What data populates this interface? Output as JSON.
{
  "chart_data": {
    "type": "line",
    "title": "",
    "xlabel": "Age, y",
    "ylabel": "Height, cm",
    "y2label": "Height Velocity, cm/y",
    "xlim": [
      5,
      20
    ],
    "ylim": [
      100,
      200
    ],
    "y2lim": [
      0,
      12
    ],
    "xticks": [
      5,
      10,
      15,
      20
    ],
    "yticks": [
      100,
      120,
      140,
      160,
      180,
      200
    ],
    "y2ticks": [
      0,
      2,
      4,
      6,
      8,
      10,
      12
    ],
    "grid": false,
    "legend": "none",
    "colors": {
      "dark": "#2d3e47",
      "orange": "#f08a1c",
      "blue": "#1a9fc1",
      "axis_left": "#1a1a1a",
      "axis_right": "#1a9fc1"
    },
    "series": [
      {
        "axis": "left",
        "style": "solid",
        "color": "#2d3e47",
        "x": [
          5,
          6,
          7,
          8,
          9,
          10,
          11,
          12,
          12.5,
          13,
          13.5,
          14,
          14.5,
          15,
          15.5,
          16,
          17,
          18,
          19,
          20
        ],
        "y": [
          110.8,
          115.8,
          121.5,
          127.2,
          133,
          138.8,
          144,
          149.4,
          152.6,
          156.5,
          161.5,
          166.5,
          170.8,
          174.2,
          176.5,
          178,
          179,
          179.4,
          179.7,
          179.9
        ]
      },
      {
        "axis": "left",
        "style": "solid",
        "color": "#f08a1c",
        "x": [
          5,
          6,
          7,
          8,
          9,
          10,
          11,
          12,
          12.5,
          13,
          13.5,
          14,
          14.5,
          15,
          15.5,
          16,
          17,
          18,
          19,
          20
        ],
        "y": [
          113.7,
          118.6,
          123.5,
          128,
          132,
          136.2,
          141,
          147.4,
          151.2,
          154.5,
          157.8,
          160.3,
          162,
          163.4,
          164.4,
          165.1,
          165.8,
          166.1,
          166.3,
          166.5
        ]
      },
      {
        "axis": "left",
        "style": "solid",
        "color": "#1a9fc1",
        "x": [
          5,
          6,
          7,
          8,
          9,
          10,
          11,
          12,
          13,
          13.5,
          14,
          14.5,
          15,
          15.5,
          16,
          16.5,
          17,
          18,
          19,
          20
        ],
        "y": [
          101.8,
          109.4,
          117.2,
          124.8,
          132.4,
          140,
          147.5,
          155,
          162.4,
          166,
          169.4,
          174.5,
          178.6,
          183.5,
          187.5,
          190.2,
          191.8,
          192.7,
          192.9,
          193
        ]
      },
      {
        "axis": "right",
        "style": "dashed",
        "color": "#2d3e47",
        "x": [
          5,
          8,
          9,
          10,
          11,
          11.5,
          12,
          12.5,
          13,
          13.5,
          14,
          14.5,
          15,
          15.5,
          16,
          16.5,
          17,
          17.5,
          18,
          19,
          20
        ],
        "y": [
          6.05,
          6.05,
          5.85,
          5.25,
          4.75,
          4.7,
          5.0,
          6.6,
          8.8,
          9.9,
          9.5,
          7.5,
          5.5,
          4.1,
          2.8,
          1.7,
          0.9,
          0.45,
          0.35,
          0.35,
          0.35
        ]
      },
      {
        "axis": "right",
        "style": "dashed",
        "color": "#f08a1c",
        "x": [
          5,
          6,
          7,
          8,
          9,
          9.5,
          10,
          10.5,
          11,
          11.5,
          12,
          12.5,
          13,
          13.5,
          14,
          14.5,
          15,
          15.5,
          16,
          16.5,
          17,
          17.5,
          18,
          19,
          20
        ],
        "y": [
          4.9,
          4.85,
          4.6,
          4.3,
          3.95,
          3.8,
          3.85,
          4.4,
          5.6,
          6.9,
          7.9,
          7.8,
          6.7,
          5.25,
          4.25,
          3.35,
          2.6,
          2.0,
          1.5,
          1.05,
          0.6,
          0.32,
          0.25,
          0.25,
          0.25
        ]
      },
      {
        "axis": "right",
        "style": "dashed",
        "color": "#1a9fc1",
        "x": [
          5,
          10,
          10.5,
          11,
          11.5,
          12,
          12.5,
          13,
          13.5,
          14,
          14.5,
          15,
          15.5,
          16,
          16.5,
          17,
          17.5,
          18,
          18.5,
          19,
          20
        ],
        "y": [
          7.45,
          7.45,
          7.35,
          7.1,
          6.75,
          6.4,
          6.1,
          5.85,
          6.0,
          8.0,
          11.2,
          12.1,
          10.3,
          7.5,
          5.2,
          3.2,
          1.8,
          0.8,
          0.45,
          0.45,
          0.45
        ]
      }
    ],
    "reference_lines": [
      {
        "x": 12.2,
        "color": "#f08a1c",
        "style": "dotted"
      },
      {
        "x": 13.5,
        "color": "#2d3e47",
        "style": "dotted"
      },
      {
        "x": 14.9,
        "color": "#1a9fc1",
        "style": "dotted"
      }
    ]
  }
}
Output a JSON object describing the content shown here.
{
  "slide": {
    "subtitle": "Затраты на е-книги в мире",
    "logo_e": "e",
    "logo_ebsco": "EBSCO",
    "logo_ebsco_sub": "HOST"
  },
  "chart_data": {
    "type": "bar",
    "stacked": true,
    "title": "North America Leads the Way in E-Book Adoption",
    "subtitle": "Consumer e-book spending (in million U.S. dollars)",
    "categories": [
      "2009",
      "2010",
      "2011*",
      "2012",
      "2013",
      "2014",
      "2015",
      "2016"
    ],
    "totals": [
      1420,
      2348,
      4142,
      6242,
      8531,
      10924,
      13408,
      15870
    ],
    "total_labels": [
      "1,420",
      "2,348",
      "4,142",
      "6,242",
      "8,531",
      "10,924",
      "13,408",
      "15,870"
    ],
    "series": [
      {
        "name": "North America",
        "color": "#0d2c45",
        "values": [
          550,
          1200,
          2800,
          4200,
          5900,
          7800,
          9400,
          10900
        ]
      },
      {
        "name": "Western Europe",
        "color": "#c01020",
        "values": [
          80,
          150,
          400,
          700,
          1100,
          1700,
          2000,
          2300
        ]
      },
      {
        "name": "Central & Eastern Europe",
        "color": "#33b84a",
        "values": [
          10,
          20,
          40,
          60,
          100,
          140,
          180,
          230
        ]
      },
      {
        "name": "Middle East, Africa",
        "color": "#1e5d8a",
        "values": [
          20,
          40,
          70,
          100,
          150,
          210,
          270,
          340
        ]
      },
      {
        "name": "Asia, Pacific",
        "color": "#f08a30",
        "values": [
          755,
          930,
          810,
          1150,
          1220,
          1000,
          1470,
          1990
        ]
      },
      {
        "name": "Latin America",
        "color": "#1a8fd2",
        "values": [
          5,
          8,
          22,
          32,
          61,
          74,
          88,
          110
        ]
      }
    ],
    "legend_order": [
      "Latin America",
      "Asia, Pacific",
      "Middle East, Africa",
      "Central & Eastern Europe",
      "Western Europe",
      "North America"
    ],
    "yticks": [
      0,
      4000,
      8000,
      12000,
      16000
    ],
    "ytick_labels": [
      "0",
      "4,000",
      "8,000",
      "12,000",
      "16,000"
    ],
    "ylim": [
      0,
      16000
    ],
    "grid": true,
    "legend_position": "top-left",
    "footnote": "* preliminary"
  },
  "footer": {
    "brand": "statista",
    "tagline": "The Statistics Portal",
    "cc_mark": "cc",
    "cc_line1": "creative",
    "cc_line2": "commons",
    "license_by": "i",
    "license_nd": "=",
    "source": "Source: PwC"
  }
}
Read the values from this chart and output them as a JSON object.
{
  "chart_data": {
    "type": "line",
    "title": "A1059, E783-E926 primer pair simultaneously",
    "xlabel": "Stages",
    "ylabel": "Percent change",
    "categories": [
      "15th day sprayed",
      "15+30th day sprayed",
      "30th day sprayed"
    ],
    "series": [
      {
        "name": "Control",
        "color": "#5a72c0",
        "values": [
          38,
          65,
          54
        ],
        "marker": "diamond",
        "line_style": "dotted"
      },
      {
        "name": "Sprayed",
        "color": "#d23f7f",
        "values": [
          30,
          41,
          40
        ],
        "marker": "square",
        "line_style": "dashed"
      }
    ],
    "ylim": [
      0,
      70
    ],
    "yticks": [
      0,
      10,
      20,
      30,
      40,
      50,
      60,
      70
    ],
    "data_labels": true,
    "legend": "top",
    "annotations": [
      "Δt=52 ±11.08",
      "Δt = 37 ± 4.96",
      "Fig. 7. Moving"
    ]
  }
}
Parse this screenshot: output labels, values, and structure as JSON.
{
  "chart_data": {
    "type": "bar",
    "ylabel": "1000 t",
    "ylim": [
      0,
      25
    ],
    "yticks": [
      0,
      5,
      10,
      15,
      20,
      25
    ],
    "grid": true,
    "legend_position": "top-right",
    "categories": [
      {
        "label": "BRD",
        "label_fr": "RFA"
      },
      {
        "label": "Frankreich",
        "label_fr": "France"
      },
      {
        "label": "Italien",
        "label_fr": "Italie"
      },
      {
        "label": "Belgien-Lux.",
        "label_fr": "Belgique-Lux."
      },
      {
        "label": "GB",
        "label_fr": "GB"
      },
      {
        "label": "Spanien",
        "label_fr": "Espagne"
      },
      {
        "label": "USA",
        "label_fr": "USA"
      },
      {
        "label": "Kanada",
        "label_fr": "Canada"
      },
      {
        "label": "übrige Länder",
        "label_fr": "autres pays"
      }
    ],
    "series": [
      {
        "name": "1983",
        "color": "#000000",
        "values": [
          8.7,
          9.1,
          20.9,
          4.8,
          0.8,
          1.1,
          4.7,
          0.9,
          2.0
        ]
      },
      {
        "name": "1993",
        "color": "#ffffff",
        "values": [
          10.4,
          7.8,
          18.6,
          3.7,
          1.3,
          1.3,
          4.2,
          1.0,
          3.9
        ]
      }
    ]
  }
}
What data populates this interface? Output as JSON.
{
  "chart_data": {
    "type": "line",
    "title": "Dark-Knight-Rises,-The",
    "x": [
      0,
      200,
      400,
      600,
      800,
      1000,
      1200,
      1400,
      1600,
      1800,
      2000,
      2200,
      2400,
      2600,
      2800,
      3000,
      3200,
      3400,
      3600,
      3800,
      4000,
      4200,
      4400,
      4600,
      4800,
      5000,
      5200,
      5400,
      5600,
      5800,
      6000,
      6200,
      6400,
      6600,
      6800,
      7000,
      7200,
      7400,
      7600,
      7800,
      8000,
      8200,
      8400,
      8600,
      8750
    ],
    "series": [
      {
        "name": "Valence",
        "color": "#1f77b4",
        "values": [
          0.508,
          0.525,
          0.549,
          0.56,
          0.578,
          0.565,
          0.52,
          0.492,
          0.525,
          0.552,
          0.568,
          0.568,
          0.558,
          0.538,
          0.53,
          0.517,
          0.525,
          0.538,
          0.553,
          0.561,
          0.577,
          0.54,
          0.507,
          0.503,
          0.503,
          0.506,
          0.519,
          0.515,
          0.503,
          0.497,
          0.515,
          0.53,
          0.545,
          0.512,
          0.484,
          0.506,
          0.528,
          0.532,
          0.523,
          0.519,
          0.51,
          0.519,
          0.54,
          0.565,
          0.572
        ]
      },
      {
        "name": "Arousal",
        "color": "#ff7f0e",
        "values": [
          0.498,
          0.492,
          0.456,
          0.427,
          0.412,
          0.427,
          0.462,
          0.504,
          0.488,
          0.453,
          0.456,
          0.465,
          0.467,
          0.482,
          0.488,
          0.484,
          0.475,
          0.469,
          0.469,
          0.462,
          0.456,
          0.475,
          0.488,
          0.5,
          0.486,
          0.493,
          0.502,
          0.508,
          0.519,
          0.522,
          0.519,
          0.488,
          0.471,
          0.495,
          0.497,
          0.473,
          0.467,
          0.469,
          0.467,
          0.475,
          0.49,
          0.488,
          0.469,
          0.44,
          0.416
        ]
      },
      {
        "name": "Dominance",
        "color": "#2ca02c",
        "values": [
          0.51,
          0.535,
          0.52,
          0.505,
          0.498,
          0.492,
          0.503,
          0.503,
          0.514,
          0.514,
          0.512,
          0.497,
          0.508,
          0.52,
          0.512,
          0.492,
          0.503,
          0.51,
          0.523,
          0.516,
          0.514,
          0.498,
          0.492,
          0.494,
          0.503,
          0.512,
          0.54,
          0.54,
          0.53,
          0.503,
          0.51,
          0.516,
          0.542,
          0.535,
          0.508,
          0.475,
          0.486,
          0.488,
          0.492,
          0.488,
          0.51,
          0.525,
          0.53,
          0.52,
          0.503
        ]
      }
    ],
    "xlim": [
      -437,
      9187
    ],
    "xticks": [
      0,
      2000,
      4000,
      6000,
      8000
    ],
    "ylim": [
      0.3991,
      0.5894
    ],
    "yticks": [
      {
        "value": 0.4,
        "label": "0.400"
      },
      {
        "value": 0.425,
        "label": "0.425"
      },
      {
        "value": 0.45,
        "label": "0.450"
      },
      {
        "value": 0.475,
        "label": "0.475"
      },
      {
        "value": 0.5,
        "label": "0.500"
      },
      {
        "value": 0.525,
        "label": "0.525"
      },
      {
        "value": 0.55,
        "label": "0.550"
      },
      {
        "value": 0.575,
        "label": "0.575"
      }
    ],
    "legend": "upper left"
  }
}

**GIVEN TASK:** Tally up the lines holding the string "JSON" in this listing, and report the total alone.

**RESULT FOR THIS TASK:** 5